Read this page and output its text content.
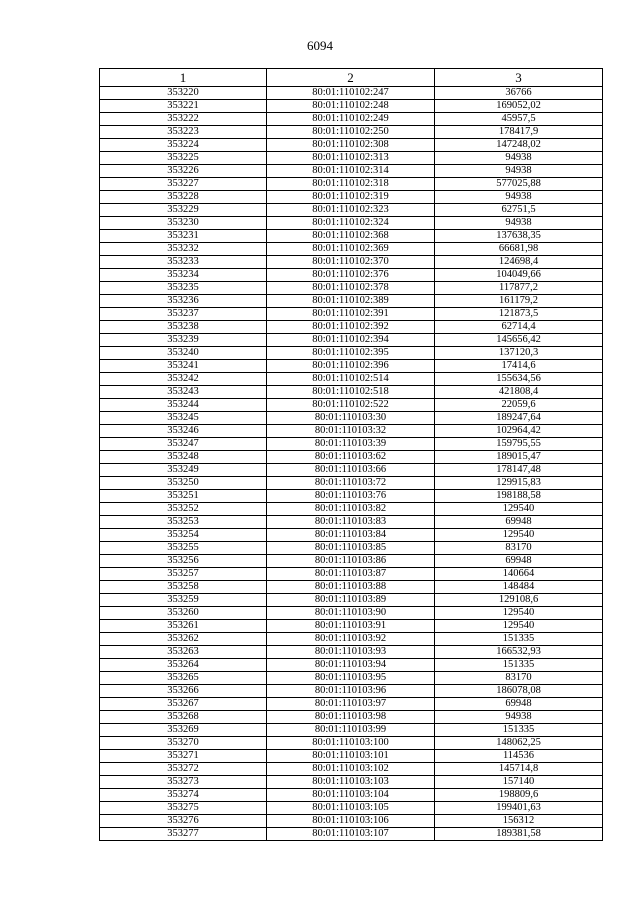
6094
1	2	3
353220	80:01:110102:247	36766
353221	80:01:110102:248	169052,02
353222	80:01:110102:249	45957,5
353223	80:01:110102:250	178417,9
353224	80:01:110102:308	147248,02
353225	80:01:110102:313	94938
353226	80:01:110102:314	94938
353227	80:01:110102:318	577025,88
353228	80:01:110102:319	94938
353229	80:01:110102:323	62751,5
353230	80:01:110102:324	94938
353231	80:01:110102:368	137638,35
353232	80:01:110102:369	66681,98
353233	80:01:110102:370	124698,4
353234	80:01:110102:376	104049,66
353235	80:01:110102:378	117877,2
353236	80:01:110102:389	161179,2
353237	80:01:110102:391	121873,5
353238	80:01:110102:392	62714,4
353239	80:01:110102:394	145656,42
353240	80:01:110102:395	137120,3
353241	80:01:110102:396	17414,6
353242	80:01:110102:514	155634,56
353243	80:01:110102:518	421808,4
353244	80:01:110102:522	22059,6
353245	80:01:110103:30	189247,64
353246	80:01:110103:32	102964,42
353247	80:01:110103:39	159795,55
353248	80:01:110103:62	189015,47
353249	80:01:110103:66	178147,48
353250	80:01:110103:72	129915,83
353251	80:01:110103:76	198188,58
353252	80:01:110103:82	129540
353253	80:01:110103:83	69948
353254	80:01:110103:84	129540
353255	80:01:110103:85	83170
353256	80:01:110103:86	69948
353257	80:01:110103:87	140664
353258	80:01:110103:88	148484
353259	80:01:110103:89	129108,6
353260	80:01:110103:90	129540
353261	80:01:110103:91	129540
353262	80:01:110103:92	151335
353263	80:01:110103:93	166532,93
353264	80:01:110103:94	151335
353265	80:01:110103:95	83170
353266	80:01:110103:96	186078,08
353267	80:01:110103:97	69948
353268	80:01:110103:98	94938
353269	80:01:110103:99	151335
353270	80:01:110103:100	148062,25
353271	80:01:110103:101	114536
353272	80:01:110103:102	145714,8
353273	80:01:110103:103	157140
353274	80:01:110103:104	198809,6
353275	80:01:110103:105	199401,63
353276	80:01:110103:106	156312
353277	80:01:110103:107	189381,58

===

[EXERCISE]: Leave out the pictures and print each record exactly as it stands.

[RESULT OF THIS EXERCISE]:
Read this page and output its text content.
6094
1	2	3
353220	80:01:110102:247	36766
353221	80:01:110102:248	169052,02
353222	80:01:110102:249	45957,5
353223	80:01:110102:250	178417,9
353224	80:01:110102:308	147248,02
353225	80:01:110102:313	94938
353226	80:01:110102:314	94938
353227	80:01:110102:318	577025,88
353228	80:01:110102:319	94938
353229	80:01:110102:323	62751,5
353230	80:01:110102:324	94938
353231	80:01:110102:368	137638,35
353232	80:01:110102:369	66681,98
353233	80:01:110102:370	124698,4
353234	80:01:110102:376	104049,66
353235	80:01:110102:378	117877,2
353236	80:01:110102:389	161179,2
353237	80:01:110102:391	121873,5
353238	80:01:110102:392	62714,4
353239	80:01:110102:394	145656,42
353240	80:01:110102:395	137120,3
353241	80:01:110102:396	17414,6
353242	80:01:110102:514	155634,56
353243	80:01:110102:518	421808,4
353244	80:01:110102:522	22059,6
353245	80:01:110103:30	189247,64
353246	80:01:110103:32	102964,42
353247	80:01:110103:39	159795,55
353248	80:01:110103:62	189015,47
353249	80:01:110103:66	178147,48
353250	80:01:110103:72	129915,83
353251	80:01:110103:76	198188,58
353252	80:01:110103:82	129540
353253	80:01:110103:83	69948
353254	80:01:110103:84	129540
353255	80:01:110103:85	83170
353256	80:01:110103:86	69948
353257	80:01:110103:87	140664
353258	80:01:110103:88	148484
353259	80:01:110103:89	129108,6
353260	80:01:110103:90	129540
353261	80:01:110103:91	129540
353262	80:01:110103:92	151335
353263	80:01:110103:93	166532,93
353264	80:01:110103:94	151335
353265	80:01:110103:95	83170
353266	80:01:110103:96	186078,08
353267	80:01:110103:97	69948
353268	80:01:110103:98	94938
353269	80:01:110103:99	151335
353270	80:01:110103:100	148062,25
353271	80:01:110103:101	114536
353272	80:01:110103:102	145714,8
353273	80:01:110103:103	157140
353274	80:01:110103:104	198809,6
353275	80:01:110103:105	199401,63
353276	80:01:110103:106	156312
353277	80:01:110103:107	189381,58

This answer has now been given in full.